[start of EXERCISE INPUTS]

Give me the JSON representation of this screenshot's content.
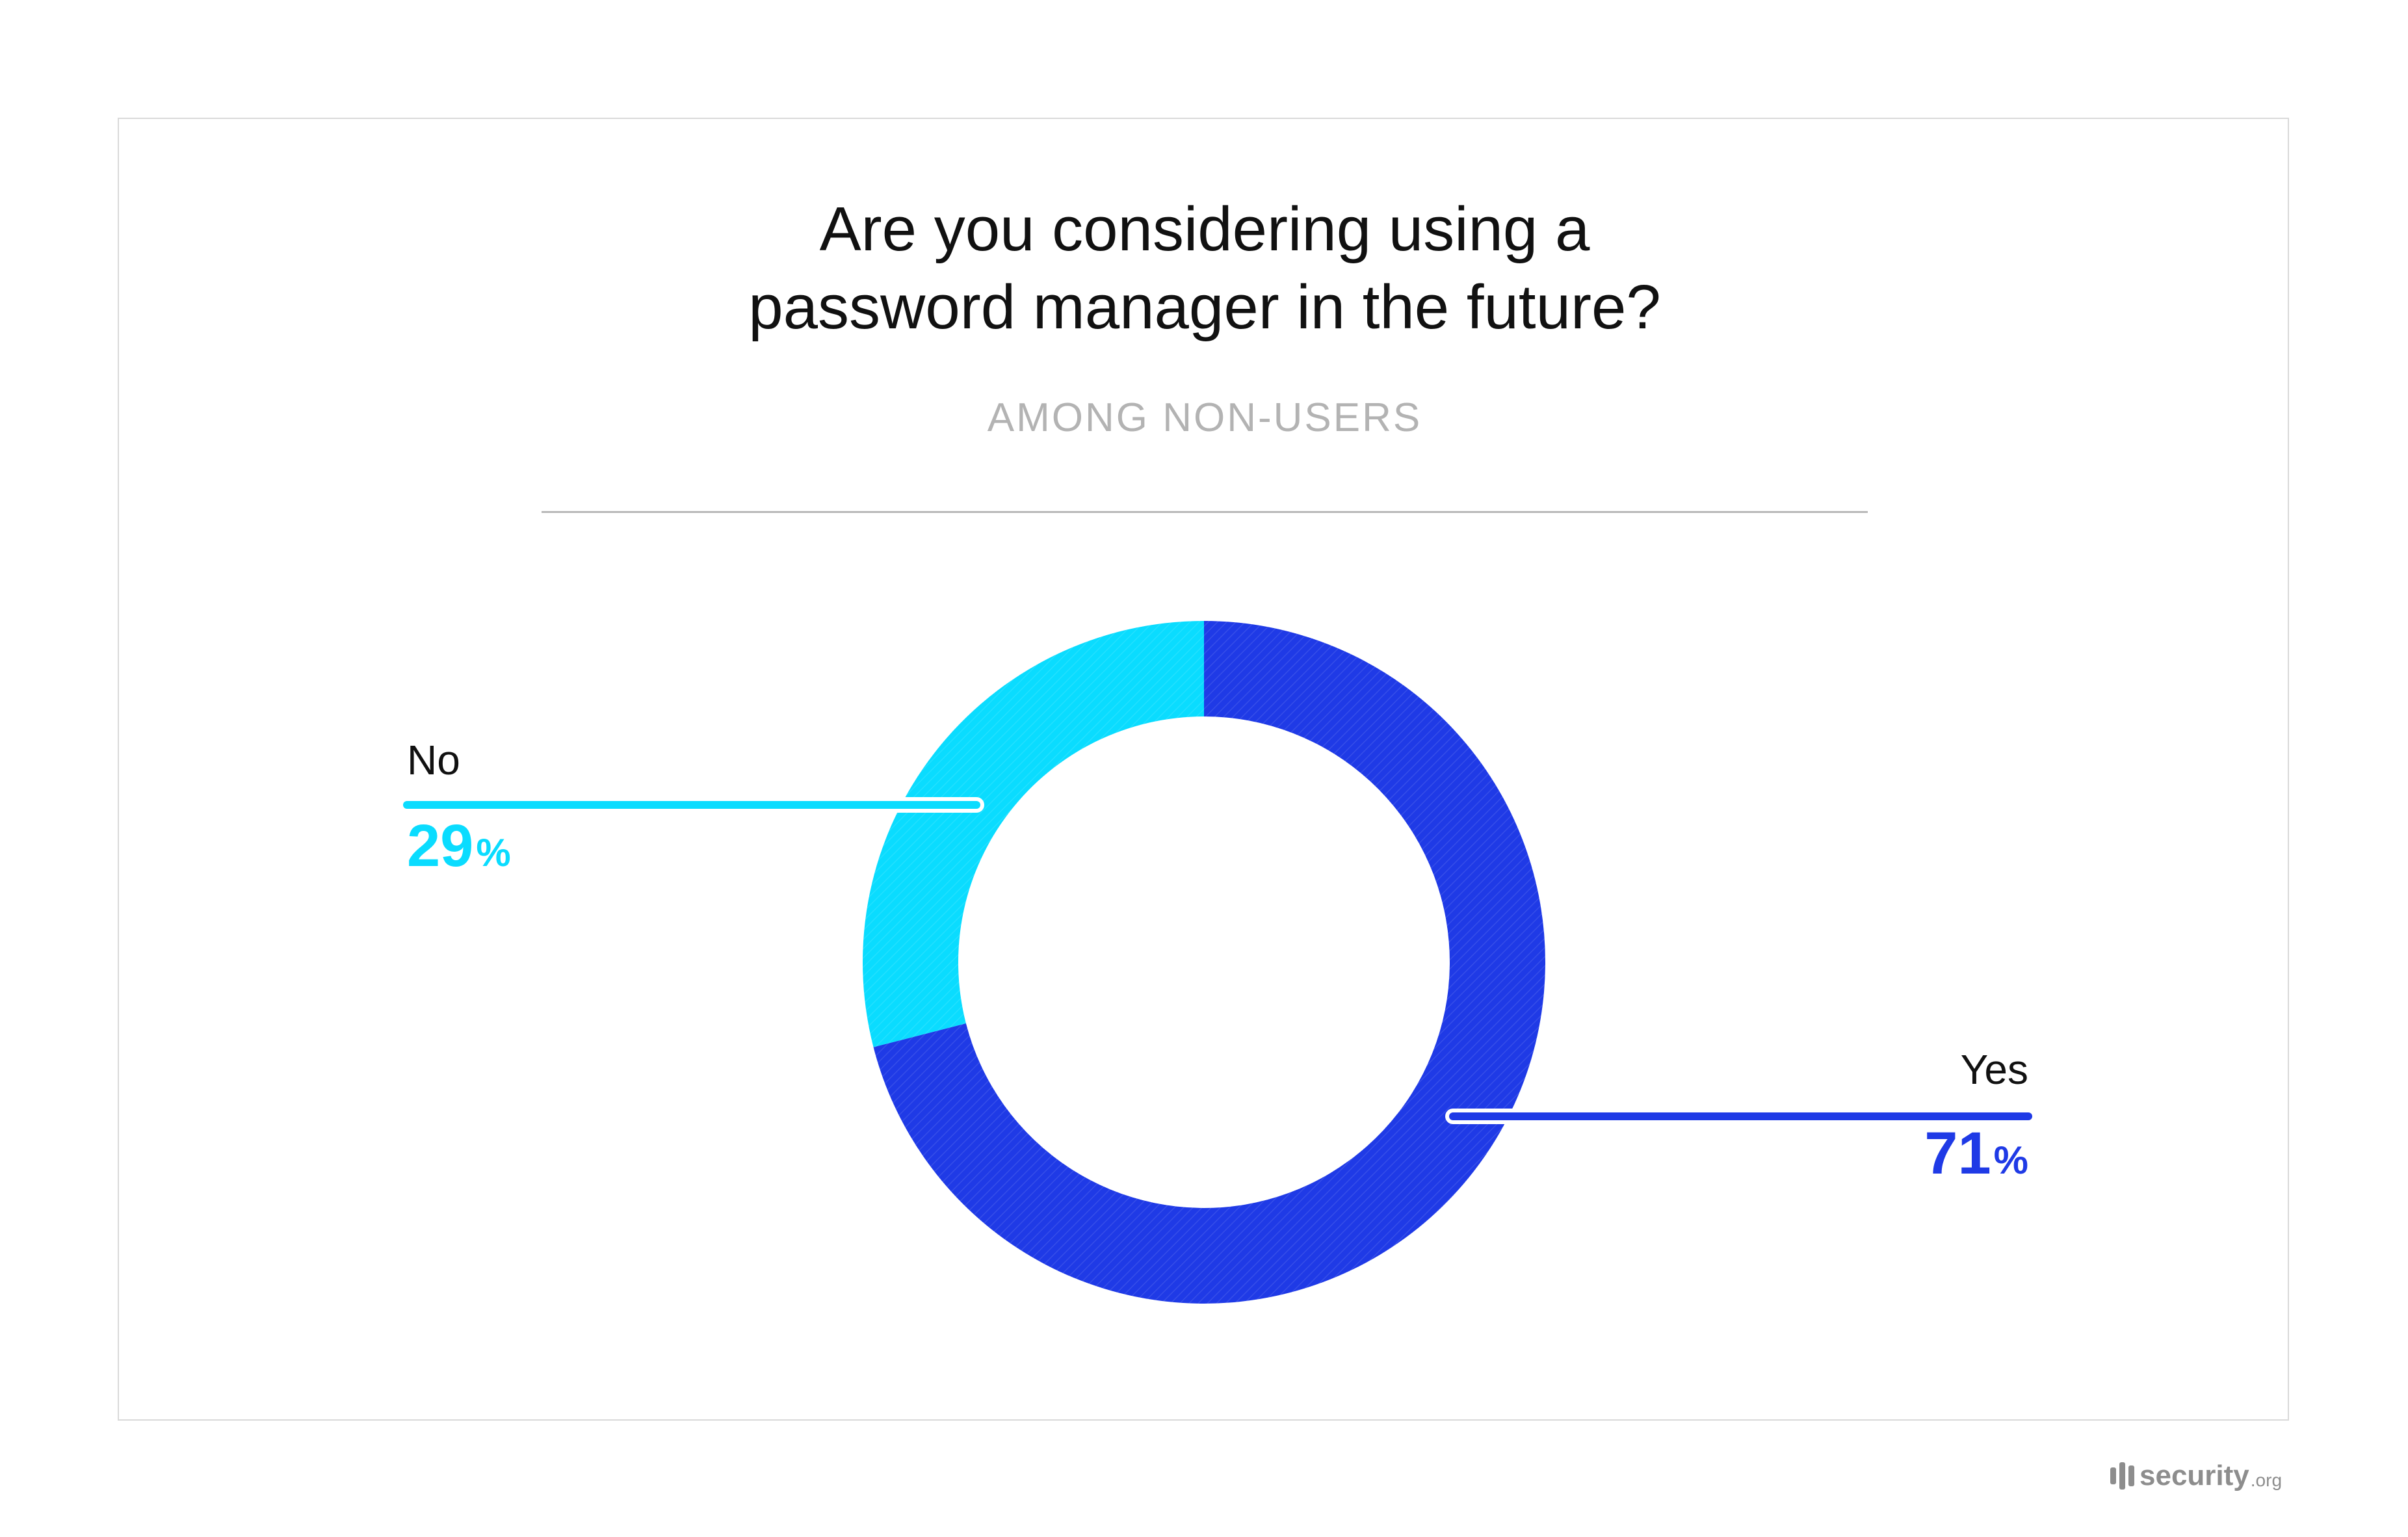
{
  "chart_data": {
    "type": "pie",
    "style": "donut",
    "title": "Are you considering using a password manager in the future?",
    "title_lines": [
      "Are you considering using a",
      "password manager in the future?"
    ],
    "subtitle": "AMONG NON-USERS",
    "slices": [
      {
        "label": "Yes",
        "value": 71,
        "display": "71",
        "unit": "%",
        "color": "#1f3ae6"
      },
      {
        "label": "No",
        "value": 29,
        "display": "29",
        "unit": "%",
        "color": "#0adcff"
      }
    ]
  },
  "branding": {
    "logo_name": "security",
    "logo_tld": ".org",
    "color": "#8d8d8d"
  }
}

[end of EXERCISE INPUTS]
[start of EXERCISE INPUTS]

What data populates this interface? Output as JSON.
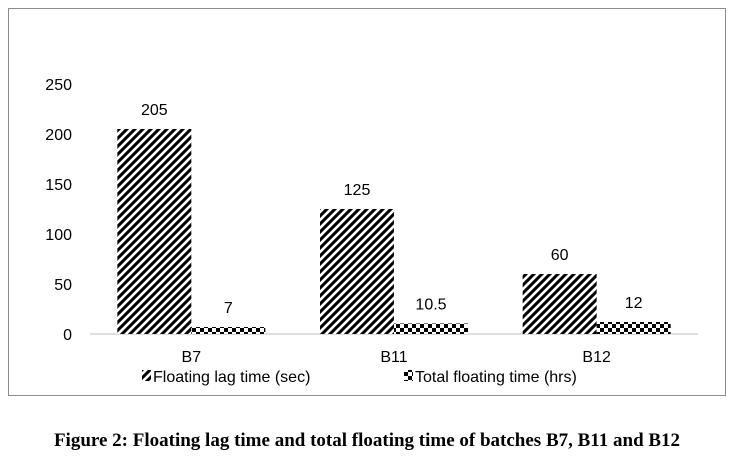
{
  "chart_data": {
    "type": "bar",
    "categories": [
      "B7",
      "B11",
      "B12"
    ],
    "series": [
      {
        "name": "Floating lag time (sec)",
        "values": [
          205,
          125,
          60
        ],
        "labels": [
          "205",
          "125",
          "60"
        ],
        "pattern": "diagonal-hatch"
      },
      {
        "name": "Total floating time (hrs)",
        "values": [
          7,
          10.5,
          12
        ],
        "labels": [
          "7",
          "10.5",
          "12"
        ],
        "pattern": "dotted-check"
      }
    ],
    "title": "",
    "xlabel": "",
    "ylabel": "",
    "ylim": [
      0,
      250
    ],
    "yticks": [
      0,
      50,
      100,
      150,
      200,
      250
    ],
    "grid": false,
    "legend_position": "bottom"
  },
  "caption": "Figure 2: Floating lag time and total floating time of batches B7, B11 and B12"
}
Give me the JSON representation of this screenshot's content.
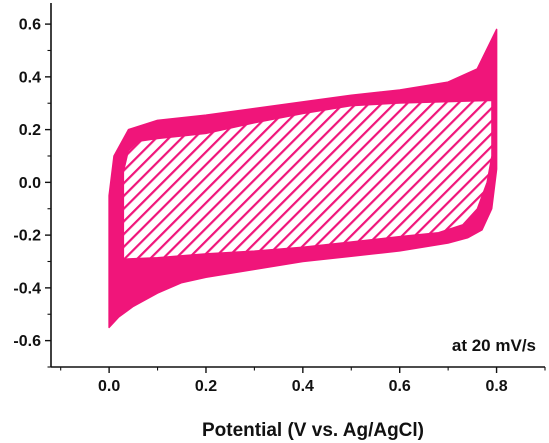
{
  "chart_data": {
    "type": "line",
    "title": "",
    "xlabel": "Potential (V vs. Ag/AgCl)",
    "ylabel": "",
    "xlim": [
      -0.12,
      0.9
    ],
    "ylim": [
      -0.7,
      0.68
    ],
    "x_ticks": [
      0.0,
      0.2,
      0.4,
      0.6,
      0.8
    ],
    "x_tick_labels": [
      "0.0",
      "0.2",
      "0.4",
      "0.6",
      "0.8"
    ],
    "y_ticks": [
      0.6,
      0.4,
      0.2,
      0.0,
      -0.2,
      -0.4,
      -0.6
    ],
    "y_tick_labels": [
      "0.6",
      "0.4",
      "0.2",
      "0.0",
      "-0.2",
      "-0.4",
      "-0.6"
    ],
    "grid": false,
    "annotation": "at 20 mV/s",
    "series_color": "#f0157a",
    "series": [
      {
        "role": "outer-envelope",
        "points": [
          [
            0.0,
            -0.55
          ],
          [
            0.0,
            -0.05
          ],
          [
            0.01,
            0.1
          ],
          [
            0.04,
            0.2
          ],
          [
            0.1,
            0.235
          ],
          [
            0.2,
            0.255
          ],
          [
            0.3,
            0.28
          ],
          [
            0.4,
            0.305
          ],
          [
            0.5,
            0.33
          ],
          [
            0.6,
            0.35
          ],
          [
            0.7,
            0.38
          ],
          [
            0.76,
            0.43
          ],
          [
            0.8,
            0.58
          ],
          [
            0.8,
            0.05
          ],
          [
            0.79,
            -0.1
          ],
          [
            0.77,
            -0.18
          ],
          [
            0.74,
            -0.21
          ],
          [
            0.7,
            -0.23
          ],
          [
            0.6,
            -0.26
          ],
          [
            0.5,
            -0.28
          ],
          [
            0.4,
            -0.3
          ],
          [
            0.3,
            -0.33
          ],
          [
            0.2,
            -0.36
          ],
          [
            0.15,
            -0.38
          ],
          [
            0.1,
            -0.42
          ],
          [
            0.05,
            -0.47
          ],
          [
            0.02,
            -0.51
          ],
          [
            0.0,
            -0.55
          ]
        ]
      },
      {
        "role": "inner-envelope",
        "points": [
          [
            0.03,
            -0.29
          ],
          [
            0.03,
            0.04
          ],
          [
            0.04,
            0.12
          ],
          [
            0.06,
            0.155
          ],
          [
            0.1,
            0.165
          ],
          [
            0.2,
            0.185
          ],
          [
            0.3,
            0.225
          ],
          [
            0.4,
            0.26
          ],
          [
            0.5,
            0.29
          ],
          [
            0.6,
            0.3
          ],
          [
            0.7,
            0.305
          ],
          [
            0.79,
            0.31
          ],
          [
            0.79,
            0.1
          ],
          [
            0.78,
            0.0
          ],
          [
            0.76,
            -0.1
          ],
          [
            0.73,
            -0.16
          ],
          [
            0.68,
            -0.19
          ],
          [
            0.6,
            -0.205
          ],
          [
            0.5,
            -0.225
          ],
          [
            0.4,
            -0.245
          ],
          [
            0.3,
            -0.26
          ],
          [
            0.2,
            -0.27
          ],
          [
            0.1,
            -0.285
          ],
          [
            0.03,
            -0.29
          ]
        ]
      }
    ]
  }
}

[end of EXERCISE INPUTS]

• WHAT IS ASKED
Copy out every line that includes the word "pattern".

• FULL SOLUTION
        "pattern": "diagonal-hatch"
        "pattern": "dotted-check"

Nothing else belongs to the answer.